▸ **Exercise objective**: Can you locate every line in the entries below that contains the word "недоступен" and copy each one? Case counts.

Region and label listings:

***

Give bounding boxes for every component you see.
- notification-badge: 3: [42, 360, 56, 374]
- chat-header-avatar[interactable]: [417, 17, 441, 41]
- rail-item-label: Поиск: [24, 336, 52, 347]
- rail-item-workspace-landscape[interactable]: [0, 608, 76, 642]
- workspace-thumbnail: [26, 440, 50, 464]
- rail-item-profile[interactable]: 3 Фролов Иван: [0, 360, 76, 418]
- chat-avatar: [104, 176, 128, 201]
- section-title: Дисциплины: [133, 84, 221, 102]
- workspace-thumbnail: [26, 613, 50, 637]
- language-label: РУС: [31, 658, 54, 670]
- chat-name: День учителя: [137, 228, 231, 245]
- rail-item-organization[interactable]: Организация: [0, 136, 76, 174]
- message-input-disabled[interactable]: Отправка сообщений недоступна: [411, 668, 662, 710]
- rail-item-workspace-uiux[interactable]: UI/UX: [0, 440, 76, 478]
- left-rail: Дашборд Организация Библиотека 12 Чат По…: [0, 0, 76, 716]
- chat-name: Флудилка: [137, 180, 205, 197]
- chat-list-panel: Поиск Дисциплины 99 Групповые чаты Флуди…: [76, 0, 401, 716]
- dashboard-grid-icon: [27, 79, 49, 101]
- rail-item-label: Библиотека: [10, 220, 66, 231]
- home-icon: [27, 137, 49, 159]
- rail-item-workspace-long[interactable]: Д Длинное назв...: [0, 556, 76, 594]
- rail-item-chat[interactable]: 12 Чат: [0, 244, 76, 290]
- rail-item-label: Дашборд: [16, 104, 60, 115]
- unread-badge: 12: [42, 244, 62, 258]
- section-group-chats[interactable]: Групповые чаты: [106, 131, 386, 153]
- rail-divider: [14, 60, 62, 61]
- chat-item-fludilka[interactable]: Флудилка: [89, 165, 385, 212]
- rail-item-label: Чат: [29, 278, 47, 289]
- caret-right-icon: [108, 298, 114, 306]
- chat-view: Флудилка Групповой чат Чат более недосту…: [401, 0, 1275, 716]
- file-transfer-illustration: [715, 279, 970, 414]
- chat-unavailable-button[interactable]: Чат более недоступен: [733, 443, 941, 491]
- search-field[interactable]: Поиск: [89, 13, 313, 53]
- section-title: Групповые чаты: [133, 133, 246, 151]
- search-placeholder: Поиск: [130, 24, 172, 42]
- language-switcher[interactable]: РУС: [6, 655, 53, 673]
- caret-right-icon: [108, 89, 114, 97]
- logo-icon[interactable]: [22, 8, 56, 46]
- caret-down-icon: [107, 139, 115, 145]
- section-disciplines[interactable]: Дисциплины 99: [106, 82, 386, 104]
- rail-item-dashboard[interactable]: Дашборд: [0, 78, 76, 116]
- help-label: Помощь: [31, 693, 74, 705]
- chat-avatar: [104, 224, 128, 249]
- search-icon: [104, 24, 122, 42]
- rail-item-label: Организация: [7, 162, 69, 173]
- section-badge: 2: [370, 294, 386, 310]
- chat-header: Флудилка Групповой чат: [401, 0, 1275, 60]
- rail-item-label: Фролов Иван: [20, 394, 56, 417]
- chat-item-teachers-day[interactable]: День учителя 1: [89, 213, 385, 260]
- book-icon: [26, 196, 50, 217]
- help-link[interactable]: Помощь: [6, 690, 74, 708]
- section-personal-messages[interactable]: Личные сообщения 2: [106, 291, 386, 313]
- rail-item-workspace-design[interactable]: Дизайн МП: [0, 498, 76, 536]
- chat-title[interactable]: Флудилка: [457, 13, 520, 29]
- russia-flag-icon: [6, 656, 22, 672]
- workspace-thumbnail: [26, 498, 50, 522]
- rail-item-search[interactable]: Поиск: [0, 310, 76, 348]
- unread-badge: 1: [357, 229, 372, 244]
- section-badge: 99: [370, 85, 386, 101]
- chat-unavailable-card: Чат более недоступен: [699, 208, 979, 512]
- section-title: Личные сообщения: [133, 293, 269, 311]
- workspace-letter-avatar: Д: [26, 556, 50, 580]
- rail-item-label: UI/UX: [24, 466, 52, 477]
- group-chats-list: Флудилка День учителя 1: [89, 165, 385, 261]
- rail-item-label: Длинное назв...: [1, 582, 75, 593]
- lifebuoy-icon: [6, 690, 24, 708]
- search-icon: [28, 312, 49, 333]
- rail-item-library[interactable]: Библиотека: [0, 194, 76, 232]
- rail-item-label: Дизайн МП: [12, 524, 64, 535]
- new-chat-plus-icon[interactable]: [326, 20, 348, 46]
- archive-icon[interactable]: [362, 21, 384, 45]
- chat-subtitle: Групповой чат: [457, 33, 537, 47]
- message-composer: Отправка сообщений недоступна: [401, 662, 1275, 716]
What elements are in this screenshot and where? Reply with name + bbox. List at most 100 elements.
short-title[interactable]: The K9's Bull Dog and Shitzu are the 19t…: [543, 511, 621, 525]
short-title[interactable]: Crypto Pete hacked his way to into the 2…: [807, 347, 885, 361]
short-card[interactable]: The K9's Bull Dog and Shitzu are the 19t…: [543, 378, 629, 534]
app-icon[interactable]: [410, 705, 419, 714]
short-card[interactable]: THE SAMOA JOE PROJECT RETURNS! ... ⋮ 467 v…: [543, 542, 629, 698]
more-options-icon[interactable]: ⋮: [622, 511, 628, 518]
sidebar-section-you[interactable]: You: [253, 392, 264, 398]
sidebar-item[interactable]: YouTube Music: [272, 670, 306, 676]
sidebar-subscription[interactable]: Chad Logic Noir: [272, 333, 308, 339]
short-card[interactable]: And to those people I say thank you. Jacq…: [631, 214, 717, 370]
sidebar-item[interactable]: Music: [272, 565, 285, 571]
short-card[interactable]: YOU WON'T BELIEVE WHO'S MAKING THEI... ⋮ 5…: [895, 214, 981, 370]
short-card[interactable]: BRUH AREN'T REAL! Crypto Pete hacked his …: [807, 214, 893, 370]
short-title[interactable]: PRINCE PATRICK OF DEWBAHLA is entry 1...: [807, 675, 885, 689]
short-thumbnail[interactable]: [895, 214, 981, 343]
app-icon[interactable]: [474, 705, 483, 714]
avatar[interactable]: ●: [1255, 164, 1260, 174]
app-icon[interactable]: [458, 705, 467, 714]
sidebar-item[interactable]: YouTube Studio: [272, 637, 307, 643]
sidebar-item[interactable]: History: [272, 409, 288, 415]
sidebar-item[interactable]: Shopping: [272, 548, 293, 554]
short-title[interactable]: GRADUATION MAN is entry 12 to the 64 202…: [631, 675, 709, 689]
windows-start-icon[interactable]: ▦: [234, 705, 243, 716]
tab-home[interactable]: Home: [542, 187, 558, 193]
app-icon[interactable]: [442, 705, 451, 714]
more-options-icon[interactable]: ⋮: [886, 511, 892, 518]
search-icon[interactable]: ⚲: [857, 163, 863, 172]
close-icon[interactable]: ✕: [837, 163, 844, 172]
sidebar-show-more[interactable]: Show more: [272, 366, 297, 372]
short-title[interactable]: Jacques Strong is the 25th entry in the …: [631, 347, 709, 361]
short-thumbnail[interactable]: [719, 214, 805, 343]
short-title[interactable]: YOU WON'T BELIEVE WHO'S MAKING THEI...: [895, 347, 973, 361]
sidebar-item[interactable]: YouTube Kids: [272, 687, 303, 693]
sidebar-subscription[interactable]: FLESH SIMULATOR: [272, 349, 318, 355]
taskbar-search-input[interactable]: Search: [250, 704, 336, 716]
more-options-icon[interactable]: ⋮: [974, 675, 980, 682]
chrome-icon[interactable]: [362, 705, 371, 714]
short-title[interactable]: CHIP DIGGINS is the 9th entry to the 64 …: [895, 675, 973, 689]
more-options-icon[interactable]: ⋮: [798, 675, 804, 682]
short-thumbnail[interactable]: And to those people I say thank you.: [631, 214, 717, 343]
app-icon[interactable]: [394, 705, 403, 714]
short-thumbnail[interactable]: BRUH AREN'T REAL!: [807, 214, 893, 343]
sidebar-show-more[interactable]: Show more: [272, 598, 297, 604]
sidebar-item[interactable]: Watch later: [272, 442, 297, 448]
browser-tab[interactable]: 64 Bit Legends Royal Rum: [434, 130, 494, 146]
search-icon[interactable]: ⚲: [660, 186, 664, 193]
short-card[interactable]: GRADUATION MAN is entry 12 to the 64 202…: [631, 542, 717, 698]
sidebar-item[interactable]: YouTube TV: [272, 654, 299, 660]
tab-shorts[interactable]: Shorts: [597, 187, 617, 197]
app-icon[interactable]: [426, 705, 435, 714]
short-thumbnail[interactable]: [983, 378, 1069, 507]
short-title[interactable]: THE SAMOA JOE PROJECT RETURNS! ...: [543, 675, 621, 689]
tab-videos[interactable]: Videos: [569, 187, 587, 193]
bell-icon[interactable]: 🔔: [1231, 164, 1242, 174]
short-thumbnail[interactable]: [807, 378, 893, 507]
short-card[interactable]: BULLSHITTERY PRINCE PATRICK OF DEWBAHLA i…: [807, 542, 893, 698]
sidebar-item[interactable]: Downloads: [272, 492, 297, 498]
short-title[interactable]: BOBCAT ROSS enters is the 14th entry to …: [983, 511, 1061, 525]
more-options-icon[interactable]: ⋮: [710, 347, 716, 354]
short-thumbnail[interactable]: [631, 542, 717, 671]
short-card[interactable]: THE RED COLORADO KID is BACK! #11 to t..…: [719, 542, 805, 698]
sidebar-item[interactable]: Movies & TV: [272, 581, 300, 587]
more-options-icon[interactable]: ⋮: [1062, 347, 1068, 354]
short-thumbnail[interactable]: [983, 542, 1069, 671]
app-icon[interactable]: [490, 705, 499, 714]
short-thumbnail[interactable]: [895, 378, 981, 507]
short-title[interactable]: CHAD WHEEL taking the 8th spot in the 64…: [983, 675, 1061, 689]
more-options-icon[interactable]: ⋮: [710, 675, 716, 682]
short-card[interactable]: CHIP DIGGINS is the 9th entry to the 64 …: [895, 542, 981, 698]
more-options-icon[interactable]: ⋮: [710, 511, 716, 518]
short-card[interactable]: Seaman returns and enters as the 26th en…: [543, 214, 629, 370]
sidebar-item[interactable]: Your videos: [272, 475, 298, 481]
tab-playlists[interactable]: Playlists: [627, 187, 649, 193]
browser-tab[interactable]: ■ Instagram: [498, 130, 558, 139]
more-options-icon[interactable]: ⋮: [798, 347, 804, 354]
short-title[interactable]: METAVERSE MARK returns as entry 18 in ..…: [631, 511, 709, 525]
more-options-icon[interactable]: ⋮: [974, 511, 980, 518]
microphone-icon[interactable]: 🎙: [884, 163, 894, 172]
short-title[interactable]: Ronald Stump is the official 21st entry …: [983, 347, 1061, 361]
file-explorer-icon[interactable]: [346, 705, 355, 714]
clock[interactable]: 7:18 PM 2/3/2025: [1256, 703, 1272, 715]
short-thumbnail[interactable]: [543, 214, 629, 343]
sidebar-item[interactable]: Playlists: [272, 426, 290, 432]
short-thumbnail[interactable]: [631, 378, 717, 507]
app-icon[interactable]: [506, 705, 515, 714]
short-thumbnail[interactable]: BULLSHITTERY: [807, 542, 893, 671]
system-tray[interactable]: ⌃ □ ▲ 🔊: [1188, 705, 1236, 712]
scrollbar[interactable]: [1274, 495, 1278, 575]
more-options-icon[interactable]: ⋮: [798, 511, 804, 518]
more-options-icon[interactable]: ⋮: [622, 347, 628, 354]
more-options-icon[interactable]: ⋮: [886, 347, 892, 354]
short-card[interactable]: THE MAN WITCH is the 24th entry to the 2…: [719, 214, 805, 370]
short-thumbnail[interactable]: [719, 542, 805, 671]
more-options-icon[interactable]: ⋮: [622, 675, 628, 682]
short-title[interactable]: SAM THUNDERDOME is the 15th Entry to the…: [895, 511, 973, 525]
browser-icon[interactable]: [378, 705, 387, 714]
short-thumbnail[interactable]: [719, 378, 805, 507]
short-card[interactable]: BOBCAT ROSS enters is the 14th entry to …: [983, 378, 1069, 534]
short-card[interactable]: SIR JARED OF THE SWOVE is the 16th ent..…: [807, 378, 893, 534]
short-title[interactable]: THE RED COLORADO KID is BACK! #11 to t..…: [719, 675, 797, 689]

***

▸ **Exercise result**:
- chat-unavailable-button[interactable]: Чат более недоступен: [733, 443, 941, 491]
- chat-unavailable-card: Чат более недоступен: [699, 208, 979, 512]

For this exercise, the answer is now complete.